:: PROBLEM TO WORK ON ::
All entries should be output exactly as they stand.
****************
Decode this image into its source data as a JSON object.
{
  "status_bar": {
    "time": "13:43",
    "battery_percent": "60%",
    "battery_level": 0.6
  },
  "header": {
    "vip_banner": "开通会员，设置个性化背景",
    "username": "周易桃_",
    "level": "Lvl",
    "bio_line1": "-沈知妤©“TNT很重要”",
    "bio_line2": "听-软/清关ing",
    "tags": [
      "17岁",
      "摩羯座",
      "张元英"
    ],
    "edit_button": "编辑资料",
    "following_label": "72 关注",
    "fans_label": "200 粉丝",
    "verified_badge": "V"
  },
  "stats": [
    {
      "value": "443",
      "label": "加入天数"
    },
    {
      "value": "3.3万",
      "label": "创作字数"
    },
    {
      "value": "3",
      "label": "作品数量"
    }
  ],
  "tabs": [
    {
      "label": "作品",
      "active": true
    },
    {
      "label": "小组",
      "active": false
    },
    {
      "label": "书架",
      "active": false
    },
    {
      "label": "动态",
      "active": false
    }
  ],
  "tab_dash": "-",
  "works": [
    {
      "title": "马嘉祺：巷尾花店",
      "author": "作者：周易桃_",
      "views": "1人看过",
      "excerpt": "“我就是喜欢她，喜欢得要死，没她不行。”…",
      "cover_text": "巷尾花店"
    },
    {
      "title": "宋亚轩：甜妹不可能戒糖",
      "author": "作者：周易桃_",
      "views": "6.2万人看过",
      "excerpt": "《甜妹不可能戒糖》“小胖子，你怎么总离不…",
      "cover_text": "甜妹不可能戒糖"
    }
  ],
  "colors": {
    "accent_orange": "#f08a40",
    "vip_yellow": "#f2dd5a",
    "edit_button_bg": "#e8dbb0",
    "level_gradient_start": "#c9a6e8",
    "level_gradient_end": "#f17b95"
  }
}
****************
:: RIGHT ANSWER ::
Decode this image into its source data as a JSON object.
{
  "status_bar": {
    "time": "13:43",
    "battery_percent": "60%",
    "battery_level": 0.6
  },
  "header": {
    "vip_banner": "开通会员，设置个性化背景",
    "username": "周易桃_",
    "level": "Lvl",
    "bio_line1": "-沈知妤©“TNT很重要”",
    "bio_line2": "听-软/清关ing",
    "tags": [
      "17岁",
      "摩羯座",
      "张元英"
    ],
    "edit_button": "编辑资料",
    "following_label": "72 关注",
    "fans_label": "200 粉丝",
    "verified_badge": "V"
  },
  "stats": [
    {
      "value": "443",
      "label": "加入天数"
    },
    {
      "value": "3.3万",
      "label": "创作字数"
    },
    {
      "value": "3",
      "label": "作品数量"
    }
  ],
  "tabs": [
    {
      "label": "作品",
      "active": true
    },
    {
      "label": "小组",
      "active": false
    },
    {
      "label": "书架",
      "active": false
    },
    {
      "label": "动态",
      "active": false
    }
  ],
  "tab_dash": "-",
  "works": [
    {
      "title": "马嘉祺：巷尾花店",
      "author": "作者：周易桃_",
      "views": "1人看过",
      "excerpt": "“我就是喜欢她，喜欢得要死，没她不行。”…",
      "cover_text": "巷尾花店"
    },
    {
      "title": "宋亚轩：甜妹不可能戒糖",
      "author": "作者：周易桃_",
      "views": "6.2万人看过",
      "excerpt": "《甜妹不可能戒糖》“小胖子，你怎么总离不…",
      "cover_text": "甜妹不可能戒糖"
    }
  ],
  "colors": {
    "accent_orange": "#f08a40",
    "vip_yellow": "#f2dd5a",
    "edit_button_bg": "#e8dbb0",
    "level_gradient_start": "#c9a6e8",
    "level_gradient_end": "#f17b95"
  }
}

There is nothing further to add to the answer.